>> begin

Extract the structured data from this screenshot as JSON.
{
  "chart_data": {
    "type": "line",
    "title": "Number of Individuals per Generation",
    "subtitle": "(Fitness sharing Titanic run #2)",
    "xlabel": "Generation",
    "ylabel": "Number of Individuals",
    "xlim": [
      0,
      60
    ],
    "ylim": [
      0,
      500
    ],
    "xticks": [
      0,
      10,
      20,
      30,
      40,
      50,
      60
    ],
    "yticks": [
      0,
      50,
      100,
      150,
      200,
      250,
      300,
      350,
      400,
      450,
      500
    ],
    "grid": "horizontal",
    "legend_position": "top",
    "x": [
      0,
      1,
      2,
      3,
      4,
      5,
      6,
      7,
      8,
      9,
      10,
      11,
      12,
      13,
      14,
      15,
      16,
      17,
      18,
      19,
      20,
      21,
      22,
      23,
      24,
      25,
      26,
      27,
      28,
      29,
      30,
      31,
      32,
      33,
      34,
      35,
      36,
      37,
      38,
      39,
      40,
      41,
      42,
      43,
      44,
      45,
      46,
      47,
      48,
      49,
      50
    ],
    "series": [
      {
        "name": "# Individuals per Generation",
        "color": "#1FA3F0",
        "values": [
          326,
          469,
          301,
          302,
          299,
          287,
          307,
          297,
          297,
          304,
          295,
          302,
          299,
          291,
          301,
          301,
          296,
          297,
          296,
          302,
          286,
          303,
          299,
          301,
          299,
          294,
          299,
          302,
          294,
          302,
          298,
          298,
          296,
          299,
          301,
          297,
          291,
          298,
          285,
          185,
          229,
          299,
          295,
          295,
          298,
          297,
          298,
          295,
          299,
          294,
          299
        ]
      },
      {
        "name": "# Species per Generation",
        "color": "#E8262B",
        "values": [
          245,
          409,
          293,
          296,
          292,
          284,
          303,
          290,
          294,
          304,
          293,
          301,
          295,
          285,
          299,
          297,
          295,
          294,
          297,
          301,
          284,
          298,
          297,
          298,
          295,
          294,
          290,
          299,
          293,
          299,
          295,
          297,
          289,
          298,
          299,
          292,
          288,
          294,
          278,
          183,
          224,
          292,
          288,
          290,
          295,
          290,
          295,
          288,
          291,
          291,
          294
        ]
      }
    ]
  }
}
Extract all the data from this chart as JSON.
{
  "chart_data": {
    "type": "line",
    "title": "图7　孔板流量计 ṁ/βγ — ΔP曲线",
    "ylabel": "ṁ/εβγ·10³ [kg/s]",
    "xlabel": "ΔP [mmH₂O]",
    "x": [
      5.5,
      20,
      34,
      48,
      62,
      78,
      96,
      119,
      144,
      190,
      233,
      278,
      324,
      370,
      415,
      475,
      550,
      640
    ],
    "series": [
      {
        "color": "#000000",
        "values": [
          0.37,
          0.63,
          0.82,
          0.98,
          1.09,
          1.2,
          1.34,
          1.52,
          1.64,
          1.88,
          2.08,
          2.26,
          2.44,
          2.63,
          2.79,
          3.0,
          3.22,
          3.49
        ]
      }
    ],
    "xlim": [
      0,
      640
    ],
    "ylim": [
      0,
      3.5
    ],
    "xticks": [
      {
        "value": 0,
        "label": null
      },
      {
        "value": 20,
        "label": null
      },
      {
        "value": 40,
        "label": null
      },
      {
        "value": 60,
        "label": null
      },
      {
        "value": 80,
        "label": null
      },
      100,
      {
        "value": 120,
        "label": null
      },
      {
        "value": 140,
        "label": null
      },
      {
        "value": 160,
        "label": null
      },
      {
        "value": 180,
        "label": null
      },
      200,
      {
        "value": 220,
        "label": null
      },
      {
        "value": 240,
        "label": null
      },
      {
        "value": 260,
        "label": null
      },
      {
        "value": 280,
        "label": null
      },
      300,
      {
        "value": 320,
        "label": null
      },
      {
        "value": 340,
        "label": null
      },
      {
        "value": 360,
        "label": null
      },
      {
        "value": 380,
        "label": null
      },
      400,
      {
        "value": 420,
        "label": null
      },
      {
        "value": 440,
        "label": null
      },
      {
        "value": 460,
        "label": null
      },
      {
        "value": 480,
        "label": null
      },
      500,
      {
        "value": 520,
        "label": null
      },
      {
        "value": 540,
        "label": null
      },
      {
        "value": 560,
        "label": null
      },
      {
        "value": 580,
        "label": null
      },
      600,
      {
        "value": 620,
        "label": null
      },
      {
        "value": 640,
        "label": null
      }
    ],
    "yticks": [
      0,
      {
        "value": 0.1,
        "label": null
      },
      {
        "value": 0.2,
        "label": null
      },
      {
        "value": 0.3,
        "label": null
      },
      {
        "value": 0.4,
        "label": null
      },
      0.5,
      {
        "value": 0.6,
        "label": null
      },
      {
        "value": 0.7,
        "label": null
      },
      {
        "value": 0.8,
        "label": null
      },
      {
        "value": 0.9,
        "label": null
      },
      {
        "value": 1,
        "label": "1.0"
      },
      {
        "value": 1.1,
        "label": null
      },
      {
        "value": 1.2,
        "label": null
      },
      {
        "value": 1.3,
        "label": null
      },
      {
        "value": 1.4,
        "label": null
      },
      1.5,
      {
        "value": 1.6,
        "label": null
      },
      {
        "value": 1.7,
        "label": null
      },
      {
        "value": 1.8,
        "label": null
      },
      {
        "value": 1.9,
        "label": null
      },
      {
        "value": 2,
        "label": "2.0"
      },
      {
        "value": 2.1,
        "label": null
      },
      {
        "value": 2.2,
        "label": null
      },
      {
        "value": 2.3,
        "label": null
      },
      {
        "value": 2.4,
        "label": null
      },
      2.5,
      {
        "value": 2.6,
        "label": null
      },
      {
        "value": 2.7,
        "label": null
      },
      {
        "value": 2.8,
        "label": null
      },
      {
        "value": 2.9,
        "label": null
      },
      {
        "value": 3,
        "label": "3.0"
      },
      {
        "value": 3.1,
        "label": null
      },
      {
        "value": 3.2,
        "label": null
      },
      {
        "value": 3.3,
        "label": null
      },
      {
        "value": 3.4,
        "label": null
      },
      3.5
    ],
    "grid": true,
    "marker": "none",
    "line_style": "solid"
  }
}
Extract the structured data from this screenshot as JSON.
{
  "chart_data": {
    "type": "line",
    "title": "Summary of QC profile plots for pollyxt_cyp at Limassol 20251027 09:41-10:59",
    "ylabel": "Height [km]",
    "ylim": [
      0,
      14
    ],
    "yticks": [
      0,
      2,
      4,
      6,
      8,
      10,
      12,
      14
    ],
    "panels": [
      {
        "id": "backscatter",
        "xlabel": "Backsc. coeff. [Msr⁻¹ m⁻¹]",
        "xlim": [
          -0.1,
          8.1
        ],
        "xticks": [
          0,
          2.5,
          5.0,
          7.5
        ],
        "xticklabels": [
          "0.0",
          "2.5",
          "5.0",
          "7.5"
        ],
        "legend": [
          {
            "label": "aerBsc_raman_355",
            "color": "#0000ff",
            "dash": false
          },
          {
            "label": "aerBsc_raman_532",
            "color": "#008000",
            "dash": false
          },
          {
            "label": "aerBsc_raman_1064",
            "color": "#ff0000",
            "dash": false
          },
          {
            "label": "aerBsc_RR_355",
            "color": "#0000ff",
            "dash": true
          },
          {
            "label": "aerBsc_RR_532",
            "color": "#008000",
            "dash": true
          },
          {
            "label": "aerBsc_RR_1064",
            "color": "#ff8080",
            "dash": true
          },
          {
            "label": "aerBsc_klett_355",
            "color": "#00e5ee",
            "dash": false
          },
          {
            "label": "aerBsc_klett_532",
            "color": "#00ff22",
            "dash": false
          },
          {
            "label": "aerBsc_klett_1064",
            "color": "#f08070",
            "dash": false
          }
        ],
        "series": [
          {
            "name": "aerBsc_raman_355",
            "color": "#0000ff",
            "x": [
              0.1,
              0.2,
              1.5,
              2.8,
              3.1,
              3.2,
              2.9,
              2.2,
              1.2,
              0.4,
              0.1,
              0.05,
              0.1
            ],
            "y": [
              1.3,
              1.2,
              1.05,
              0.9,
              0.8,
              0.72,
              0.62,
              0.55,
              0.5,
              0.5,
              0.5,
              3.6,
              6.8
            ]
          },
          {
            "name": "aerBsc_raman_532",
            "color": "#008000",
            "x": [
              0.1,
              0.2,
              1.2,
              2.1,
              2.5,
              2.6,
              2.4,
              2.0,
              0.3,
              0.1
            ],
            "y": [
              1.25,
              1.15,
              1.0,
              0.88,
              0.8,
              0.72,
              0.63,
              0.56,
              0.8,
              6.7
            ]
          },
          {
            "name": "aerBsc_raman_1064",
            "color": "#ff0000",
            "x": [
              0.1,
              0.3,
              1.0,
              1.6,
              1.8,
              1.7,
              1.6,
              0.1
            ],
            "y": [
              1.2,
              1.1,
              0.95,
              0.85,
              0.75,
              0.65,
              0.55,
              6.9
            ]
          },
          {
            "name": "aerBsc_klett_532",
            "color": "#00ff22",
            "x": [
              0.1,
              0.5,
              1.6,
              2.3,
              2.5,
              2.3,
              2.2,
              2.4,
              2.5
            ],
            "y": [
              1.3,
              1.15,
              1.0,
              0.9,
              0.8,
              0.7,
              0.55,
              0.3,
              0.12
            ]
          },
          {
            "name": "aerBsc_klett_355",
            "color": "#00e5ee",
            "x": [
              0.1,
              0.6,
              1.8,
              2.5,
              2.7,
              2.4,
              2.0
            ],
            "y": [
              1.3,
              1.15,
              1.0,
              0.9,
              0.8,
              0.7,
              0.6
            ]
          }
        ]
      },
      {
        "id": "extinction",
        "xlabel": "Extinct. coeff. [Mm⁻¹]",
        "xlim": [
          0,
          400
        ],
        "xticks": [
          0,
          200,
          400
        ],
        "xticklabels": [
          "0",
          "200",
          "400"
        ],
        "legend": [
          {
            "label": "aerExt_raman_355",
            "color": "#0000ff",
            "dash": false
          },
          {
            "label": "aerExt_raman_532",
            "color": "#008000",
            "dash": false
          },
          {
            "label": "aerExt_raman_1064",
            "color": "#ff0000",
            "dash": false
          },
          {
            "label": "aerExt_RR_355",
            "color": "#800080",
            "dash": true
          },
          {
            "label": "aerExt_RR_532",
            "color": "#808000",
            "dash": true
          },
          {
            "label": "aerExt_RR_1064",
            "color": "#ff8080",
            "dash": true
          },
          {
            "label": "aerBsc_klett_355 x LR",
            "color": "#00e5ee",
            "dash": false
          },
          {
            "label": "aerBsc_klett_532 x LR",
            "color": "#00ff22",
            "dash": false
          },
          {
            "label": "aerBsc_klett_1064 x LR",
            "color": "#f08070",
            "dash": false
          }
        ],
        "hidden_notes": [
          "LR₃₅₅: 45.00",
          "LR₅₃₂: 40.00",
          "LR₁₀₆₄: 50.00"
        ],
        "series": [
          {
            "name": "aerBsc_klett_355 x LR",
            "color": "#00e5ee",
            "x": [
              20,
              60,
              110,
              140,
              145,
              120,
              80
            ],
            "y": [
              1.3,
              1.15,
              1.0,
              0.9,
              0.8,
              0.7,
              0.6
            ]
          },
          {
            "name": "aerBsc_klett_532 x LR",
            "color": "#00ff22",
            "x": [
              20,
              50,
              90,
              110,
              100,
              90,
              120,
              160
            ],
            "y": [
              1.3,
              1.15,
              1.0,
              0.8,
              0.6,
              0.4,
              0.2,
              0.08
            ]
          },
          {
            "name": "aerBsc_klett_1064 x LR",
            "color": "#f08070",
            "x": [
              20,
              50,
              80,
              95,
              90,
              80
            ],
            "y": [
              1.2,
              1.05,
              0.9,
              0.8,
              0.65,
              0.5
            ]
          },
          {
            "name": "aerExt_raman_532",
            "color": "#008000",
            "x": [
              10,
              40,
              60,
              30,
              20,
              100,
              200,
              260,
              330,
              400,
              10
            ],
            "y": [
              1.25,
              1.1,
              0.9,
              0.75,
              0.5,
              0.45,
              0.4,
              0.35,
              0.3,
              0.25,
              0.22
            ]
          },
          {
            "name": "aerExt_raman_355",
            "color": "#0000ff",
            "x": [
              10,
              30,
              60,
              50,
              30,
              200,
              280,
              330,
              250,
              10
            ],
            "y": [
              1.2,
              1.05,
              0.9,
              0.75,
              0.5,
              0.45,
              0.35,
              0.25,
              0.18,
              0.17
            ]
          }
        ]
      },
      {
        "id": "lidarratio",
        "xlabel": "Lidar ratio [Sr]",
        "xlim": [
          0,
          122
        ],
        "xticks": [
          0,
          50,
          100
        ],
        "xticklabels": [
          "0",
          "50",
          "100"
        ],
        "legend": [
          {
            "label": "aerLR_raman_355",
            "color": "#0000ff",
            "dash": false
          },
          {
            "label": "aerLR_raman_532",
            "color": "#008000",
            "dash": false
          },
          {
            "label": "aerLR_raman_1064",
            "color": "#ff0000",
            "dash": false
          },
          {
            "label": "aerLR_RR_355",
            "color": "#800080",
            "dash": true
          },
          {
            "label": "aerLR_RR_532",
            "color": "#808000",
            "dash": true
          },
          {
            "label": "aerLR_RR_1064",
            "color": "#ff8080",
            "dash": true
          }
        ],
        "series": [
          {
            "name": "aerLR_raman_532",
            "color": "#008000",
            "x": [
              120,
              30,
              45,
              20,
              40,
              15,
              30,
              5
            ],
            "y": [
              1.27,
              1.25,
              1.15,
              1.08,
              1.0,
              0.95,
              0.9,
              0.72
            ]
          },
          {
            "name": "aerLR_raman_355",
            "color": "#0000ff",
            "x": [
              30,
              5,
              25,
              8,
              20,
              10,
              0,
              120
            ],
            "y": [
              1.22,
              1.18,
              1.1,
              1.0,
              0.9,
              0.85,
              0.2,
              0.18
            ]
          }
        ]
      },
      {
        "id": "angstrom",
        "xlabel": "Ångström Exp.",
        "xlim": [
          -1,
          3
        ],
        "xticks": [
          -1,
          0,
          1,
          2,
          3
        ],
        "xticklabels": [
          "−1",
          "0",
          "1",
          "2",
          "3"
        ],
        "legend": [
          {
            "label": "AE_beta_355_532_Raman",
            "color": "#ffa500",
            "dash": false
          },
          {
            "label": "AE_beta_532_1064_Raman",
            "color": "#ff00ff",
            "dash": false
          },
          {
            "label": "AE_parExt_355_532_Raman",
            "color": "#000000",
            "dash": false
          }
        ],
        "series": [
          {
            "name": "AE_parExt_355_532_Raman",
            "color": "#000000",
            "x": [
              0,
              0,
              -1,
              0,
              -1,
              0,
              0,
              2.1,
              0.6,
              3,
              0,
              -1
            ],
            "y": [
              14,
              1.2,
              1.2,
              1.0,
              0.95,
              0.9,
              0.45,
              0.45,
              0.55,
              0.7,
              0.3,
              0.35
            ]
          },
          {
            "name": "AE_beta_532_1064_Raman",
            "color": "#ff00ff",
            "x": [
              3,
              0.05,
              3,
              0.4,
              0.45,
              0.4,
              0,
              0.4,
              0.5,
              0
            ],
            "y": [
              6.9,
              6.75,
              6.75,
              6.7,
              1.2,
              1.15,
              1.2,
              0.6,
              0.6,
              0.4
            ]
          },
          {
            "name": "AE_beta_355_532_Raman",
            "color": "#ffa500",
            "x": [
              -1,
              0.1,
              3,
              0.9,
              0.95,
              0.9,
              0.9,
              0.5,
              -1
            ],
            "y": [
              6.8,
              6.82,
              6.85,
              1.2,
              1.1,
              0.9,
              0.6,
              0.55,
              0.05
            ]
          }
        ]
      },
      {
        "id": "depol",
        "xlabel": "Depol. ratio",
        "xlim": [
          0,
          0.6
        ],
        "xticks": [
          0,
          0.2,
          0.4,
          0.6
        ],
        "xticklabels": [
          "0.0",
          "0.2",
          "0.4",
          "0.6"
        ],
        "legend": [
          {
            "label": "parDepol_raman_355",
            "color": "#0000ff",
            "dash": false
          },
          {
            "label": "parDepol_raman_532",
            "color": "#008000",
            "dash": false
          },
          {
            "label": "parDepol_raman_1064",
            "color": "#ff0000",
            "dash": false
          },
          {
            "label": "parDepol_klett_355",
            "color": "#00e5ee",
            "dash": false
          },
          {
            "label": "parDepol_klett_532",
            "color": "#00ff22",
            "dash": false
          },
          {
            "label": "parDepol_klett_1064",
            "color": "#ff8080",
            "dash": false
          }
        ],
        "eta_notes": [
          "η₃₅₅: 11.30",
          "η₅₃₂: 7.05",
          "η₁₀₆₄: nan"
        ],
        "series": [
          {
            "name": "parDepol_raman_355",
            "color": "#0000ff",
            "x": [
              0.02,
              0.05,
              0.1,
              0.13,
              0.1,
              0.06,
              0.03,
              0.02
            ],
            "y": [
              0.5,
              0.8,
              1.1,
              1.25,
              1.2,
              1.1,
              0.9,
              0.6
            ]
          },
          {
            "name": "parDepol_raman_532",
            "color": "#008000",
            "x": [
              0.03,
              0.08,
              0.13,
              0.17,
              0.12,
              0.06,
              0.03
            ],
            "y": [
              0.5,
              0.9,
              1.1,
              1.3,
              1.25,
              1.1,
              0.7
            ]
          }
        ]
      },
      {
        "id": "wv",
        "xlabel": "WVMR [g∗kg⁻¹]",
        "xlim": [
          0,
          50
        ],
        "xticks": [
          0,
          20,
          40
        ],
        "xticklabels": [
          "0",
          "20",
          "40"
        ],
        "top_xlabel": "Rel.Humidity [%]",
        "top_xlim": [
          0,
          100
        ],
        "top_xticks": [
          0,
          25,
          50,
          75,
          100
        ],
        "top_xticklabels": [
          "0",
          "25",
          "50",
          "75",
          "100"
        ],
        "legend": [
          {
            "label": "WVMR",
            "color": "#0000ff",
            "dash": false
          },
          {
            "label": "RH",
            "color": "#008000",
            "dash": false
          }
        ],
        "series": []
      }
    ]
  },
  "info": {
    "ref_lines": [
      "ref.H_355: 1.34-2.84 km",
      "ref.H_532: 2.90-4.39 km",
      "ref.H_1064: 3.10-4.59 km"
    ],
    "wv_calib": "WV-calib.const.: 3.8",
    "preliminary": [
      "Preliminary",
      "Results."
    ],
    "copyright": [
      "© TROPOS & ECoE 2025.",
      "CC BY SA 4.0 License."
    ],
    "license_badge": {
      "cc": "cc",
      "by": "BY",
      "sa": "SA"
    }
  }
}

>> end

* **WHAT IS REQUIRED**
Go through the lines above. Select every one that has the string "Generation".

* **WRITTEN SOLUTION**
    "title": "Number of Individuals per Generation",
    "xlabel": "Generation",
        "name": "# Individuals per Generation",
        "name": "# Species per Generation",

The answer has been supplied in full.